**Aim:**
Copy the data below exactly, omitting any picture it contains.
** START Information shown **
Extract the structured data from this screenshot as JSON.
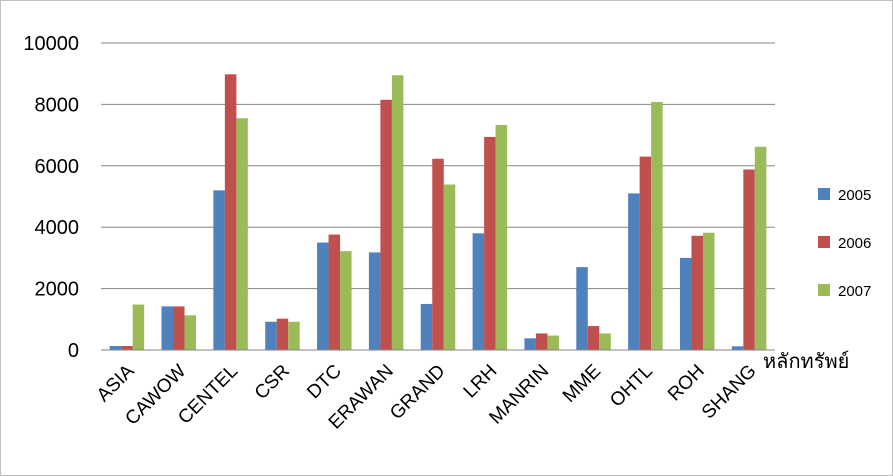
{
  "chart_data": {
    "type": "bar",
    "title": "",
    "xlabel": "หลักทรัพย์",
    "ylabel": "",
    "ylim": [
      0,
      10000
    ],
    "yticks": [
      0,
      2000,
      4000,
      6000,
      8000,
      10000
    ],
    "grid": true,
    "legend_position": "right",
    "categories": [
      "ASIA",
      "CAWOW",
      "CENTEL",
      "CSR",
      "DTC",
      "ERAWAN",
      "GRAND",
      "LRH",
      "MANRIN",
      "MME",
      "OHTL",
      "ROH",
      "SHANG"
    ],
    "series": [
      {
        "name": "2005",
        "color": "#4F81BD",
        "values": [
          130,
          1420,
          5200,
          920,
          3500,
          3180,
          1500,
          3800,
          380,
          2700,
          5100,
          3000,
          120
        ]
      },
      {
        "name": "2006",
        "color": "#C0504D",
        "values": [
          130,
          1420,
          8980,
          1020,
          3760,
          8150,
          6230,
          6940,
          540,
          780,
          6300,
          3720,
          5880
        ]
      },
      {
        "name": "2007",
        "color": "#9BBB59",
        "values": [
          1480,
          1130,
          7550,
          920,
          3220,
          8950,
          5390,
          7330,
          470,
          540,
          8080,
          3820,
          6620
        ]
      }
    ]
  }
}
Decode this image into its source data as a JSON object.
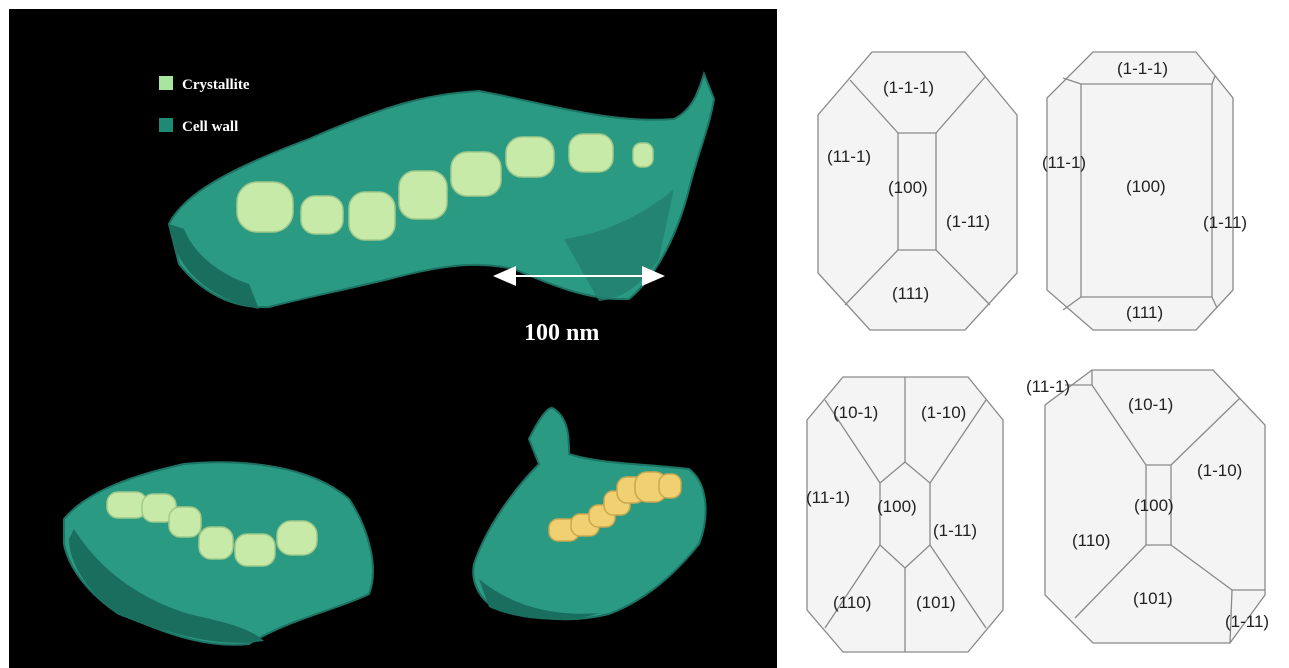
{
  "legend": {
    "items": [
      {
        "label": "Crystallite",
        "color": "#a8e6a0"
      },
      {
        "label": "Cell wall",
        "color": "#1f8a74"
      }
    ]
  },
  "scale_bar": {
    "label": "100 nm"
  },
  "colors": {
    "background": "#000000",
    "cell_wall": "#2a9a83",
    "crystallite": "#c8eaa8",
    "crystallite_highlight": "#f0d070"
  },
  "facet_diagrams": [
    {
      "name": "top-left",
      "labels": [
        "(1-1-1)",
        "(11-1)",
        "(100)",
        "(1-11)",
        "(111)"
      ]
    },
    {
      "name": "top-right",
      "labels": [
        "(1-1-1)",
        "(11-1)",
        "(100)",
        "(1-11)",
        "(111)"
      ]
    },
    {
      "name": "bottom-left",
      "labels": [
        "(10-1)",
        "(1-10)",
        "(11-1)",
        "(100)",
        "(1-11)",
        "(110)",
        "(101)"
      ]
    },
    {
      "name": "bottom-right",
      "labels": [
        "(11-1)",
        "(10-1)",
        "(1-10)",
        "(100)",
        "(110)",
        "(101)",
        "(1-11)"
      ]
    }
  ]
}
** END Information shown **
**Solved problem:**
Extract the structured data from this screenshot as JSON.
{
  "chart_data": {
    "type": "bar",
    "title": "",
    "xlabel": "หลักทรัพย์",
    "ylabel": "",
    "ylim": [
      0,
      10000
    ],
    "yticks": [
      0,
      2000,
      4000,
      6000,
      8000,
      10000
    ],
    "grid": true,
    "legend_position": "right",
    "categories": [
      "ASIA",
      "CAWOW",
      "CENTEL",
      "CSR",
      "DTC",
      "ERAWAN",
      "GRAND",
      "LRH",
      "MANRIN",
      "MME",
      "OHTL",
      "ROH",
      "SHANG"
    ],
    "series": [
      {
        "name": "2005",
        "color": "#4F81BD",
        "values": [
          130,
          1420,
          5200,
          920,
          3500,
          3180,
          1500,
          3800,
          380,
          2700,
          5100,
          3000,
          120
        ]
      },
      {
        "name": "2006",
        "color": "#C0504D",
        "values": [
          130,
          1420,
          8980,
          1020,
          3760,
          8150,
          6230,
          6940,
          540,
          780,
          6300,
          3720,
          5880
        ]
      },
      {
        "name": "2007",
        "color": "#9BBB59",
        "values": [
          1480,
          1130,
          7550,
          920,
          3220,
          8950,
          5390,
          7330,
          470,
          540,
          8080,
          3820,
          6620
        ]
      }
    ]
  }
}
Decode this image into its source data as a JSON object.
{
  "legend": {
    "items": [
      {
        "label": "Crystallite",
        "color": "#a8e6a0"
      },
      {
        "label": "Cell wall",
        "color": "#1f8a74"
      }
    ]
  },
  "scale_bar": {
    "label": "100 nm"
  },
  "colors": {
    "background": "#000000",
    "cell_wall": "#2a9a83",
    "crystallite": "#c8eaa8",
    "crystallite_highlight": "#f0d070"
  },
  "facet_diagrams": [
    {
      "name": "top-left",
      "labels": [
        "(1-1-1)",
        "(11-1)",
        "(100)",
        "(1-11)",
        "(111)"
      ]
    },
    {
      "name": "top-right",
      "labels": [
        "(1-1-1)",
        "(11-1)",
        "(100)",
        "(1-11)",
        "(111)"
      ]
    },
    {
      "name": "bottom-left",
      "labels": [
        "(10-1)",
        "(1-10)",
        "(11-1)",
        "(100)",
        "(1-11)",
        "(110)",
        "(101)"
      ]
    },
    {
      "name": "bottom-right",
      "labels": [
        "(11-1)",
        "(10-1)",
        "(1-10)",
        "(100)",
        "(110)",
        "(101)",
        "(1-11)"
      ]
    }
  ]
}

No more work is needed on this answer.